┌────────
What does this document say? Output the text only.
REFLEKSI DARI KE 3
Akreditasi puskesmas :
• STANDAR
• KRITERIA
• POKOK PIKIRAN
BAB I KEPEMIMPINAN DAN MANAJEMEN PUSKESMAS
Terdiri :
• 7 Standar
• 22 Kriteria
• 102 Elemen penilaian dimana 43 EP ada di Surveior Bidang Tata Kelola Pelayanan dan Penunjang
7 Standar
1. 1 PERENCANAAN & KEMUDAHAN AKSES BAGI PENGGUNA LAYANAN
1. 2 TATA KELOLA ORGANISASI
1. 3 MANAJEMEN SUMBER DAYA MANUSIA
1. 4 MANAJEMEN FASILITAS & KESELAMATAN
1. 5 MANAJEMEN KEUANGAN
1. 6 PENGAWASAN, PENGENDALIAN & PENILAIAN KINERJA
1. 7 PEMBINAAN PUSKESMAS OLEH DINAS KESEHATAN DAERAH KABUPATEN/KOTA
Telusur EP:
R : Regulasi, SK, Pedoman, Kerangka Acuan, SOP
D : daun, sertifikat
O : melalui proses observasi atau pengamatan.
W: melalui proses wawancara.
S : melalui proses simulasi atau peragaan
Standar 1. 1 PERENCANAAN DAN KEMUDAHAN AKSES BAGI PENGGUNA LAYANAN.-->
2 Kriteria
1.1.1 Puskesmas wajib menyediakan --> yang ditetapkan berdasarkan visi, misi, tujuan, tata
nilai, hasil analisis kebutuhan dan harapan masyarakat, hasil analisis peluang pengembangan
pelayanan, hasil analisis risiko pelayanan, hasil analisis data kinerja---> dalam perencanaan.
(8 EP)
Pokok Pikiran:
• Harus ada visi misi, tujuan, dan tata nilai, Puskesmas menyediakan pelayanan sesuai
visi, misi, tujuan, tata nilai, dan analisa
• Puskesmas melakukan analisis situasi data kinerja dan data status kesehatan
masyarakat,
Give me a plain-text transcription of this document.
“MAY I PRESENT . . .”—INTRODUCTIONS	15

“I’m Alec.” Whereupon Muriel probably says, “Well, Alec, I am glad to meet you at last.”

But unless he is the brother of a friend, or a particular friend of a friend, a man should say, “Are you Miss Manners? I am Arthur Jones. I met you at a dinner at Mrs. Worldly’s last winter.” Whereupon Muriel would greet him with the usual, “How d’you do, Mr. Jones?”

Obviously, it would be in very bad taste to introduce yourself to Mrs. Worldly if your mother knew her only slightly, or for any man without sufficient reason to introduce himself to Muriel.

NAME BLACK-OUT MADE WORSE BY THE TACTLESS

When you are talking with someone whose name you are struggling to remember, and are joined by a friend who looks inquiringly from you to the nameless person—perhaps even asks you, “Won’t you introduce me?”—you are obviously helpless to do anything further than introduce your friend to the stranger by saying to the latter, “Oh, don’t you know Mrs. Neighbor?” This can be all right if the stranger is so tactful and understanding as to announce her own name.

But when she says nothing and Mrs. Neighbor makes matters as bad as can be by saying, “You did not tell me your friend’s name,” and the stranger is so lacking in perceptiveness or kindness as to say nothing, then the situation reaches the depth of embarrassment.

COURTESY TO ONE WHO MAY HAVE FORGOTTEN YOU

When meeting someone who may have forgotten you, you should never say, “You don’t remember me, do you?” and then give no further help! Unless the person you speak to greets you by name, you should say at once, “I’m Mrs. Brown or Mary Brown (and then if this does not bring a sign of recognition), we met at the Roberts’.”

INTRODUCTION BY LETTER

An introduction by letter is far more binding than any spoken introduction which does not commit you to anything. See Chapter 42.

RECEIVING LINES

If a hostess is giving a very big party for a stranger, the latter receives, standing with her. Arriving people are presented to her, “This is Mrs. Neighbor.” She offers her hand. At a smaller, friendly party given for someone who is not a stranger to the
└────────
Task statement: How many lines in the data contain the string "MANAJEMEN"? Respond with the number only.

Result of this exercise: 4